● **TASK DIRECTIONS**:
Tell how many lines have the string "Warsh" in them, and write nothing besides the number.

[Chart and figure data]

** Begin **

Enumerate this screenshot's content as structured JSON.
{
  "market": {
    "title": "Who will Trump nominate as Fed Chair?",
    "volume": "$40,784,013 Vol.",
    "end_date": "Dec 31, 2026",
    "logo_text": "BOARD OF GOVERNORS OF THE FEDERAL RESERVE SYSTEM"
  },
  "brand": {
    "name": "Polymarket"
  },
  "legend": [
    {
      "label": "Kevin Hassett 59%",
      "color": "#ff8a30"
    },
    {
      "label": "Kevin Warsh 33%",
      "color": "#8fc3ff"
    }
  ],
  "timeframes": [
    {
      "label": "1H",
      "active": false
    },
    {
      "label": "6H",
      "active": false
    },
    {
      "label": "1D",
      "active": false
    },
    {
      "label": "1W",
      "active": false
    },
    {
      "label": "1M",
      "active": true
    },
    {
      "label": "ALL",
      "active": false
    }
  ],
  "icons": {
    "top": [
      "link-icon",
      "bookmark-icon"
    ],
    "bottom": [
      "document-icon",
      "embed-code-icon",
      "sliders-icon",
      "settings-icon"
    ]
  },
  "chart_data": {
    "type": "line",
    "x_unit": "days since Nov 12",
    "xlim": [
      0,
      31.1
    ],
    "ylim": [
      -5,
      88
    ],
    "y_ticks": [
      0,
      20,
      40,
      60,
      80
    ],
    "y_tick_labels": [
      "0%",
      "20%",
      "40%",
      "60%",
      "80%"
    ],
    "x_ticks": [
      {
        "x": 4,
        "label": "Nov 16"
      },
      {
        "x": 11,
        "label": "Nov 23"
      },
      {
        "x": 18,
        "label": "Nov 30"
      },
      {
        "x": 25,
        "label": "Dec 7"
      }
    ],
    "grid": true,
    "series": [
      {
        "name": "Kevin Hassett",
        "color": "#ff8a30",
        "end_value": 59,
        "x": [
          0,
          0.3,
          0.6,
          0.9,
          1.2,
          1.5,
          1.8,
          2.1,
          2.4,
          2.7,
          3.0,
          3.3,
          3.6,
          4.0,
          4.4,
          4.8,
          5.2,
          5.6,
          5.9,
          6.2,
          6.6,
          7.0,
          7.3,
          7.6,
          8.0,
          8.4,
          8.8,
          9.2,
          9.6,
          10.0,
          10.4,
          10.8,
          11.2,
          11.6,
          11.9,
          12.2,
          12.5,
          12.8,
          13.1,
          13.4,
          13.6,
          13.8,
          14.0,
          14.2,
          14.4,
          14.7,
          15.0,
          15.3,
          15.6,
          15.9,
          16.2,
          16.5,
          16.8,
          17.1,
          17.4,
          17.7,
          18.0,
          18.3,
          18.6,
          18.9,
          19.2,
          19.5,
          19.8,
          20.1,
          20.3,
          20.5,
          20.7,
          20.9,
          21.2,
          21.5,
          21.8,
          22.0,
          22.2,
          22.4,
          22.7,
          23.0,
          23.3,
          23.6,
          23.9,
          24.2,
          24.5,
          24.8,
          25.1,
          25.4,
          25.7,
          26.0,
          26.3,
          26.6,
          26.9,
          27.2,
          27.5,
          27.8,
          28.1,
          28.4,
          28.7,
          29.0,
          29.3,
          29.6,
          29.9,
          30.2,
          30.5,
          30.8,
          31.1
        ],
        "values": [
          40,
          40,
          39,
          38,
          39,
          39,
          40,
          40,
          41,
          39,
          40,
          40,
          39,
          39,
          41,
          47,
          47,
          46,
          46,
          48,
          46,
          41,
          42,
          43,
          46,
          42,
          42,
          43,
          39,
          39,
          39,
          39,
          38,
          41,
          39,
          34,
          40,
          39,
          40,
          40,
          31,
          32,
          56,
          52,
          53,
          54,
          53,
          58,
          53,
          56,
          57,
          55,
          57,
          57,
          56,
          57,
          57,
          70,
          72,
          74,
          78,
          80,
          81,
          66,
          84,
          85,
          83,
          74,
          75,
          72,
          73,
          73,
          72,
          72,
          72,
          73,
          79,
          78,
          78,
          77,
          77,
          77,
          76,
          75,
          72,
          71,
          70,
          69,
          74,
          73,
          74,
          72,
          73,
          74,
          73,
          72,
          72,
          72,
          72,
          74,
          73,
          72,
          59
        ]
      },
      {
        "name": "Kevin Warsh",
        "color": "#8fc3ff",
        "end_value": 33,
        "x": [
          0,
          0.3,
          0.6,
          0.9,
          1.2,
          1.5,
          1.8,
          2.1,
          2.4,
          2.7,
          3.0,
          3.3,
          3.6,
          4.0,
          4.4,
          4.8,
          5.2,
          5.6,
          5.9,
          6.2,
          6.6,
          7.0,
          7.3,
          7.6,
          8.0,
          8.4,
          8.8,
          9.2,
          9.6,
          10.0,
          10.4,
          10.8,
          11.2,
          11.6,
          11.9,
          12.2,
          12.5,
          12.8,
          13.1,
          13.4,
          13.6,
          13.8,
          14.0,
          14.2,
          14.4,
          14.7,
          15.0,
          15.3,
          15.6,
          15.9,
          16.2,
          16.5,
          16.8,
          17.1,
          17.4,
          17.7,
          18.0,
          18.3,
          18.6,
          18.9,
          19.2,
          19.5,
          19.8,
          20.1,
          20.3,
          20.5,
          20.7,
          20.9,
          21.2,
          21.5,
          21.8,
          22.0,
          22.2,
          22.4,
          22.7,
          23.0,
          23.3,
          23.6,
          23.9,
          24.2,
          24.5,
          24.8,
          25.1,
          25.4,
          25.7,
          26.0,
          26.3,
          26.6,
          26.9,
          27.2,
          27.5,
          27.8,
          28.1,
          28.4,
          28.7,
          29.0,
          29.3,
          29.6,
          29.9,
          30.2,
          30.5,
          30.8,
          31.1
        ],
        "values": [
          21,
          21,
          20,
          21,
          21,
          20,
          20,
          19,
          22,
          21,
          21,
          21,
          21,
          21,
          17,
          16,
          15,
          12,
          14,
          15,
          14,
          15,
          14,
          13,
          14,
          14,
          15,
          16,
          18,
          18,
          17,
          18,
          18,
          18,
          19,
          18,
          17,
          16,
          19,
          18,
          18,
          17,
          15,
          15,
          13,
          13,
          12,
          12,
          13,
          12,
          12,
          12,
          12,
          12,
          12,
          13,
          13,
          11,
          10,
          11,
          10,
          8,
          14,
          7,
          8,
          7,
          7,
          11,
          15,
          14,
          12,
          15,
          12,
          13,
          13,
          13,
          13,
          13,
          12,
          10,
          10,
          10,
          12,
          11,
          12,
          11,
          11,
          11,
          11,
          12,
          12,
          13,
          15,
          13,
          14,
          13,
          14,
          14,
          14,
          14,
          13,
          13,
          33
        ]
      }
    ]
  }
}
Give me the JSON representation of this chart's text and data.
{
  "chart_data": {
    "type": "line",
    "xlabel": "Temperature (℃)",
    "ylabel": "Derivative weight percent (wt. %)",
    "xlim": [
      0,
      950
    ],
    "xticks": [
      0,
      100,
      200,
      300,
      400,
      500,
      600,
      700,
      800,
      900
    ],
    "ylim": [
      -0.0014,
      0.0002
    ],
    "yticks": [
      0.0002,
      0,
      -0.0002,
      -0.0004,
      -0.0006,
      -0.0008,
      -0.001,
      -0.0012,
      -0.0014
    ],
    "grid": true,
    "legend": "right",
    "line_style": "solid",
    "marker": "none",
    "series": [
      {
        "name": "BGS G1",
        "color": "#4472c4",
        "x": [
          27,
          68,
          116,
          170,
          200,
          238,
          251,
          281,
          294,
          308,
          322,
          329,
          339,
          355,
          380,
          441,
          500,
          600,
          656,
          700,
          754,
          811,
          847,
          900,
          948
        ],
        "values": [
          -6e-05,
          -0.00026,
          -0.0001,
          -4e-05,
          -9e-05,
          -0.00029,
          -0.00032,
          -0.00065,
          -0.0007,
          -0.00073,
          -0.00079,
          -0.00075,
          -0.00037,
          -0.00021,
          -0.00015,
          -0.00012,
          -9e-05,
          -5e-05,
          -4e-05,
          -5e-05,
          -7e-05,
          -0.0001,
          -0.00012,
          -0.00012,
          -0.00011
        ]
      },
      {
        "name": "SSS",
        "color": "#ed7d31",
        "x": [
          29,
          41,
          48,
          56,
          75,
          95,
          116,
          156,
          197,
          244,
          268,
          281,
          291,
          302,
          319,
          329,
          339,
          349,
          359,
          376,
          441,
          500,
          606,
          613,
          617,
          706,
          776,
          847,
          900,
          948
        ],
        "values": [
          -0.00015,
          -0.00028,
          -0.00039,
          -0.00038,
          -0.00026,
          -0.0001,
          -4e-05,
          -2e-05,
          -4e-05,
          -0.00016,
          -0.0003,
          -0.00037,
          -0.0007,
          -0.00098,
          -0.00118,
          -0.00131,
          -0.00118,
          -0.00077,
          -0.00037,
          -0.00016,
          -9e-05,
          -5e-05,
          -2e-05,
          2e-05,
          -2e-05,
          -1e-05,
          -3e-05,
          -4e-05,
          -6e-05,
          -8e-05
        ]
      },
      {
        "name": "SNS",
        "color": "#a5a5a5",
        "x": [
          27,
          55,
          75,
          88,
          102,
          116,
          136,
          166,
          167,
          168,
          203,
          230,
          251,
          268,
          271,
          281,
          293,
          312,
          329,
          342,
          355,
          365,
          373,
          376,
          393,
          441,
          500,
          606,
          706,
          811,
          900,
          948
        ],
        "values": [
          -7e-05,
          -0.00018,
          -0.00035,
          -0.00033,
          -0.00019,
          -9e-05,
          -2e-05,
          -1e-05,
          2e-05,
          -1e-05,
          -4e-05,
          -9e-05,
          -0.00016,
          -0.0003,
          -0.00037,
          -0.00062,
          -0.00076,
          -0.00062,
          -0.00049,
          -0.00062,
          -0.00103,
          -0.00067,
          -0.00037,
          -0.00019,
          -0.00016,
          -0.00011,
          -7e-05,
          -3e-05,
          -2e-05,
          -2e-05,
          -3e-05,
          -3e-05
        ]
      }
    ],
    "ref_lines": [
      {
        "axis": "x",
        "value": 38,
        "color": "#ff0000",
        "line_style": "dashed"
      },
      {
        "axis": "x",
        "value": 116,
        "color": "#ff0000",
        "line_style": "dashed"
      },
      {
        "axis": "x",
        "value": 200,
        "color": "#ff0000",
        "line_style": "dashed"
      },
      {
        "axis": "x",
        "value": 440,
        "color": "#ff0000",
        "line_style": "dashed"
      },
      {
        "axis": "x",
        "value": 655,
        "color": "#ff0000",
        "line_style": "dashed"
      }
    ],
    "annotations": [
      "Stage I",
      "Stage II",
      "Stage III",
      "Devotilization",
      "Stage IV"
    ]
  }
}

** End **

● **EXERCISE RESPONSE**:
2